(Dataset rows)
______

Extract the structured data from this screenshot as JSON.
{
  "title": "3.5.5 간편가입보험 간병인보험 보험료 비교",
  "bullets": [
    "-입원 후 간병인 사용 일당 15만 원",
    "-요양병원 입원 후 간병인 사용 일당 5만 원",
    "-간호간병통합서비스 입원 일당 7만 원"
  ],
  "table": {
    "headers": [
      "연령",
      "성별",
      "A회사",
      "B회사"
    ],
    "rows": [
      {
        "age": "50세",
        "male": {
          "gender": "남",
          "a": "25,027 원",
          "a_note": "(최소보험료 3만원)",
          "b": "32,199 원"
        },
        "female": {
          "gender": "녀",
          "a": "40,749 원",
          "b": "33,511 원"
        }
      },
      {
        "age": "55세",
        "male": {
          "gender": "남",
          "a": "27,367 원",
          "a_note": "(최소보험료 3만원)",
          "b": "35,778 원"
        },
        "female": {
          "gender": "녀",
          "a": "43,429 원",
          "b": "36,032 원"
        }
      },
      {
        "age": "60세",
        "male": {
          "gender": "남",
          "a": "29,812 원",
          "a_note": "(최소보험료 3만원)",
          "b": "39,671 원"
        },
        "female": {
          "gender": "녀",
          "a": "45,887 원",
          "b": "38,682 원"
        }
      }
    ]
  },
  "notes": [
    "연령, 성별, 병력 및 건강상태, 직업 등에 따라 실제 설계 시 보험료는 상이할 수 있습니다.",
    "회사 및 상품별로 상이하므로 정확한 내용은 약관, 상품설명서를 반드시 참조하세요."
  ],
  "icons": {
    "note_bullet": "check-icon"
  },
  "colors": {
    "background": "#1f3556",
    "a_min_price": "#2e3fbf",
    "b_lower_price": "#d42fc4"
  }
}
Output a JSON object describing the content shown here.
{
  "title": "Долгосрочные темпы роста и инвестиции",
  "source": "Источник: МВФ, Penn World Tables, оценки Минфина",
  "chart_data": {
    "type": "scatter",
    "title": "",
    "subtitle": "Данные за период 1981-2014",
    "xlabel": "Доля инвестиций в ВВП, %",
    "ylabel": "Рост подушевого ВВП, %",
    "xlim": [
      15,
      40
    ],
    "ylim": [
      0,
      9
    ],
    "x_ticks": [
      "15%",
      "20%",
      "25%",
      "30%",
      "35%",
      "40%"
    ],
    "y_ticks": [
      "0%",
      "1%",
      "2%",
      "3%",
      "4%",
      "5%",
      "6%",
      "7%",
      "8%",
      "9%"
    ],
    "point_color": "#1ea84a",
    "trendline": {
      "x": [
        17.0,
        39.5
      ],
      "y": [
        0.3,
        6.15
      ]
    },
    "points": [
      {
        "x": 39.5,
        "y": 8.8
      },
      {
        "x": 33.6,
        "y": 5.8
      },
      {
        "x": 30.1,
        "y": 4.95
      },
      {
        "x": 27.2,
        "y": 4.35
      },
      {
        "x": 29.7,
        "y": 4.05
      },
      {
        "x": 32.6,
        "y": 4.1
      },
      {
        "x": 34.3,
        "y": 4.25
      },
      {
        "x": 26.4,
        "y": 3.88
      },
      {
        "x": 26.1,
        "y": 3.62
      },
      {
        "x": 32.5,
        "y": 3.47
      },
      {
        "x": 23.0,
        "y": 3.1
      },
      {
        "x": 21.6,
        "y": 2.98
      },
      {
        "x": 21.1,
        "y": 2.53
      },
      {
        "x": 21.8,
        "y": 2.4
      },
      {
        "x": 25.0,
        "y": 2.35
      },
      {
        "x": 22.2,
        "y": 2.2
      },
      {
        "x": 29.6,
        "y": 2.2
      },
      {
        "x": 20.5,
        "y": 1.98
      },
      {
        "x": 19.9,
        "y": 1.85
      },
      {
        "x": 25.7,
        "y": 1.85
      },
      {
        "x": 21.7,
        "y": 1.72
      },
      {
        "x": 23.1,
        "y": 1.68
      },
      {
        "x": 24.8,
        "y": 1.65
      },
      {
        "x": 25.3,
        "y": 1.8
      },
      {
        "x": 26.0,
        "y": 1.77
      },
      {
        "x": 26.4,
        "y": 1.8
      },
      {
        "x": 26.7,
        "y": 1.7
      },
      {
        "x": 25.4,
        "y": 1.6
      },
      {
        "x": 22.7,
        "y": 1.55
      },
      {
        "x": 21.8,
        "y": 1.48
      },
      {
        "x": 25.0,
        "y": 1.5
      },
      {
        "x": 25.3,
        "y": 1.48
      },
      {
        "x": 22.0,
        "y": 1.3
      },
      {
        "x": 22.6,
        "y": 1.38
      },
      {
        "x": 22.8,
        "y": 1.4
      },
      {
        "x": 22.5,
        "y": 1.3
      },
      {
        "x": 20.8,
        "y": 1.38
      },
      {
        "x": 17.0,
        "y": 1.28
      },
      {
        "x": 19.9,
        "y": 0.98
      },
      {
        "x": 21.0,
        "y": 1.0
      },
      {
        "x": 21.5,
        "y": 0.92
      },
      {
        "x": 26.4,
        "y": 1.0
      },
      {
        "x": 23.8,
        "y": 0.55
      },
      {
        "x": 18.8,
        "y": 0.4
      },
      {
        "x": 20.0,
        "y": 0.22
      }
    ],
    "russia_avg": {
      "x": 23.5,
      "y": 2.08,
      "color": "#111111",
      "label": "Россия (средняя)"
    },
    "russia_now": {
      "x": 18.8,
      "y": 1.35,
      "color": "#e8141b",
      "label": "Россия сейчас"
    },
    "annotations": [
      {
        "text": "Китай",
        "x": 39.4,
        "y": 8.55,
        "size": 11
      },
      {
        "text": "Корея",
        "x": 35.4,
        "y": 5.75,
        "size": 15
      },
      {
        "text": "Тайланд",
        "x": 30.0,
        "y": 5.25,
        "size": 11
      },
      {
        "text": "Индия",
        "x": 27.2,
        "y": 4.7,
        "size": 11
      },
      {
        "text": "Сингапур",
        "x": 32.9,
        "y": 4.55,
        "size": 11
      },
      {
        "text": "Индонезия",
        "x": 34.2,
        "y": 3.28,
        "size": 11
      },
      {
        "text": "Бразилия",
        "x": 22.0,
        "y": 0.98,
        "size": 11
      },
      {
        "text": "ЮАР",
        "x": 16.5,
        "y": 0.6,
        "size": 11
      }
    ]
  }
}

______

__YOUR GOAL__
Transcribe all of the entries without altering anything.

__EXERCISE ANSWER__
Extract the structured data from this screenshot as JSON.
{
  "title": "3.5.5 간편가입보험 간병인보험 보험료 비교",
  "bullets": [
    "-입원 후 간병인 사용 일당 15만 원",
    "-요양병원 입원 후 간병인 사용 일당 5만 원",
    "-간호간병통합서비스 입원 일당 7만 원"
  ],
  "table": {
    "headers": [
      "연령",
      "성별",
      "A회사",
      "B회사"
    ],
    "rows": [
      {
        "age": "50세",
        "male": {
          "gender": "남",
          "a": "25,027 원",
          "a_note": "(최소보험료 3만원)",
          "b": "32,199 원"
        },
        "female": {
          "gender": "녀",
          "a": "40,749 원",
          "b": "33,511 원"
        }
      },
      {
        "age": "55세",
        "male": {
          "gender": "남",
          "a": "27,367 원",
          "a_note": "(최소보험료 3만원)",
          "b": "35,778 원"
        },
        "female": {
          "gender": "녀",
          "a": "43,429 원",
          "b": "36,032 원"
        }
      },
      {
        "age": "60세",
        "male": {
          "gender": "남",
          "a": "29,812 원",
          "a_note": "(최소보험료 3만원)",
          "b": "39,671 원"
        },
        "female": {
          "gender": "녀",
          "a": "45,887 원",
          "b": "38,682 원"
        }
      }
    ]
  },
  "notes": [
    "연령, 성별, 병력 및 건강상태, 직업 등에 따라 실제 설계 시 보험료는 상이할 수 있습니다.",
    "회사 및 상품별로 상이하므로 정확한 내용은 약관, 상품설명서를 반드시 참조하세요."
  ],
  "icons": {
    "note_bullet": "check-icon"
  },
  "colors": {
    "background": "#1f3556",
    "a_min_price": "#2e3fbf",
    "b_lower_price": "#d42fc4"
  }
}
Output a JSON object describing the content shown here.
{
  "title": "Долгосрочные темпы роста и инвестиции",
  "source": "Источник: МВФ, Penn World Tables, оценки Минфина",
  "chart_data": {
    "type": "scatter",
    "title": "",
    "subtitle": "Данные за период 1981-2014",
    "xlabel": "Доля инвестиций в ВВП, %",
    "ylabel": "Рост подушевого ВВП, %",
    "xlim": [
      15,
      40
    ],
    "ylim": [
      0,
      9
    ],
    "x_ticks": [
      "15%",
      "20%",
      "25%",
      "30%",
      "35%",
      "40%"
    ],
    "y_ticks": [
      "0%",
      "1%",
      "2%",
      "3%",
      "4%",
      "5%",
      "6%",
      "7%",
      "8%",
      "9%"
    ],
    "point_color": "#1ea84a",
    "trendline": {
      "x": [
        17.0,
        39.5
      ],
      "y": [
        0.3,
        6.15
      ]
    },
    "points": [
      {
        "x": 39.5,
        "y": 8.8
      },
      {
        "x": 33.6,
        "y": 5.8
      },
      {
        "x": 30.1,
        "y": 4.95
      },
      {
        "x": 27.2,
        "y": 4.35
      },
      {
        "x": 29.7,
        "y": 4.05
      },
      {
        "x": 32.6,
        "y": 4.1
      },
      {
        "x": 34.3,
        "y": 4.25
      },
      {
        "x": 26.4,
        "y": 3.88
      },
      {
        "x": 26.1,
        "y": 3.62
      },
      {
        "x": 32.5,
        "y": 3.47
      },
      {
        "x": 23.0,
        "y": 3.1
      },
      {
        "x": 21.6,
        "y": 2.98
      },
      {
        "x": 21.1,
        "y": 2.53
      },
      {
        "x": 21.8,
        "y": 2.4
      },
      {
        "x": 25.0,
        "y": 2.35
      },
      {
        "x": 22.2,
        "y": 2.2
      },
      {
        "x": 29.6,
        "y": 2.2
      },
      {
        "x": 20.5,
        "y": 1.98
      },
      {
        "x": 19.9,
        "y": 1.85
      },
      {
        "x": 25.7,
        "y": 1.85
      },
      {
        "x": 21.7,
        "y": 1.72
      },
      {
        "x": 23.1,
        "y": 1.68
      },
      {
        "x": 24.8,
        "y": 1.65
      },
      {
        "x": 25.3,
        "y": 1.8
      },
      {
        "x": 26.0,
        "y": 1.77
      },
      {
        "x": 26.4,
        "y": 1.8
      },
      {
        "x": 26.7,
        "y": 1.7
      },
      {
        "x": 25.4,
        "y": 1.6
      },
      {
        "x": 22.7,
        "y": 1.55
      },
      {
        "x": 21.8,
        "y": 1.48
      },
      {
        "x": 25.0,
        "y": 1.5
      },
      {
        "x": 25.3,
        "y": 1.48
      },
      {
        "x": 22.0,
        "y": 1.3
      },
      {
        "x": 22.6,
        "y": 1.38
      },
      {
        "x": 22.8,
        "y": 1.4
      },
      {
        "x": 22.5,
        "y": 1.3
      },
      {
        "x": 20.8,
        "y": 1.38
      },
      {
        "x": 17.0,
        "y": 1.28
      },
      {
        "x": 19.9,
        "y": 0.98
      },
      {
        "x": 21.0,
        "y": 1.0
      },
      {
        "x": 21.5,
        "y": 0.92
      },
      {
        "x": 26.4,
        "y": 1.0
      },
      {
        "x": 23.8,
        "y": 0.55
      },
      {
        "x": 18.8,
        "y": 0.4
      },
      {
        "x": 20.0,
        "y": 0.22
      }
    ],
    "russia_avg": {
      "x": 23.5,
      "y": 2.08,
      "color": "#111111",
      "label": "Россия (средняя)"
    },
    "russia_now": {
      "x": 18.8,
      "y": 1.35,
      "color": "#e8141b",
      "label": "Россия сейчас"
    },
    "annotations": [
      {
        "text": "Китай",
        "x": 39.4,
        "y": 8.55,
        "size": 11
      },
      {
        "text": "Корея",
        "x": 35.4,
        "y": 5.75,
        "size": 15
      },
      {
        "text": "Тайланд",
        "x": 30.0,
        "y": 5.25,
        "size": 11
      },
      {
        "text": "Индия",
        "x": 27.2,
        "y": 4.7,
        "size": 11
      },
      {
        "text": "Сингапур",
        "x": 32.9,
        "y": 4.55,
        "size": 11
      },
      {
        "text": "Индонезия",
        "x": 34.2,
        "y": 3.28,
        "size": 11
      },
      {
        "text": "Бразилия",
        "x": 22.0,
        "y": 0.98,
        "size": 11
      },
      {
        "text": "ЮАР",
        "x": 16.5,
        "y": 0.6,
        "size": 11
      }
    ]
  }
}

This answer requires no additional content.